> Input records:
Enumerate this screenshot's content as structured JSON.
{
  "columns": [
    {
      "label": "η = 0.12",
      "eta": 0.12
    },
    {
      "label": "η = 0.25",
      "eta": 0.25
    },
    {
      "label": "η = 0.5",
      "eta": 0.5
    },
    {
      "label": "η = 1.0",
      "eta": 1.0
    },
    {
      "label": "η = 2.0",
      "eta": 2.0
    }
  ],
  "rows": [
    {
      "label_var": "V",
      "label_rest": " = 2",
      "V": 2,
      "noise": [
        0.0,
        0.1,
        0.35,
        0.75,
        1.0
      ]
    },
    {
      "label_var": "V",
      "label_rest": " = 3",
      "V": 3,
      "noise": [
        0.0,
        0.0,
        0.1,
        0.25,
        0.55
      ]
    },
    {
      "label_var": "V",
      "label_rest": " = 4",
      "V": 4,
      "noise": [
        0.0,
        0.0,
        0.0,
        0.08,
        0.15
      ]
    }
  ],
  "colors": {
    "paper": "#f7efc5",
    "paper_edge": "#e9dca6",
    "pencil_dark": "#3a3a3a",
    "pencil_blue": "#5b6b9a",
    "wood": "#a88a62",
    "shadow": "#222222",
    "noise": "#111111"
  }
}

> Task to carry out:
Extract the complete listing verbatim.

> Answer to this problem:
Enumerate this screenshot's content as structured JSON.
{
  "columns": [
    {
      "label": "η = 0.12",
      "eta": 0.12
    },
    {
      "label": "η = 0.25",
      "eta": 0.25
    },
    {
      "label": "η = 0.5",
      "eta": 0.5
    },
    {
      "label": "η = 1.0",
      "eta": 1.0
    },
    {
      "label": "η = 2.0",
      "eta": 2.0
    }
  ],
  "rows": [
    {
      "label_var": "V",
      "label_rest": " = 2",
      "V": 2,
      "noise": [
        0.0,
        0.1,
        0.35,
        0.75,
        1.0
      ]
    },
    {
      "label_var": "V",
      "label_rest": " = 3",
      "V": 3,
      "noise": [
        0.0,
        0.0,
        0.1,
        0.25,
        0.55
      ]
    },
    {
      "label_var": "V",
      "label_rest": " = 4",
      "V": 4,
      "noise": [
        0.0,
        0.0,
        0.0,
        0.08,
        0.15
      ]
    }
  ],
  "colors": {
    "paper": "#f7efc5",
    "paper_edge": "#e9dca6",
    "pencil_dark": "#3a3a3a",
    "pencil_blue": "#5b6b9a",
    "wood": "#a88a62",
    "shadow": "#222222",
    "noise": "#111111"
  }
}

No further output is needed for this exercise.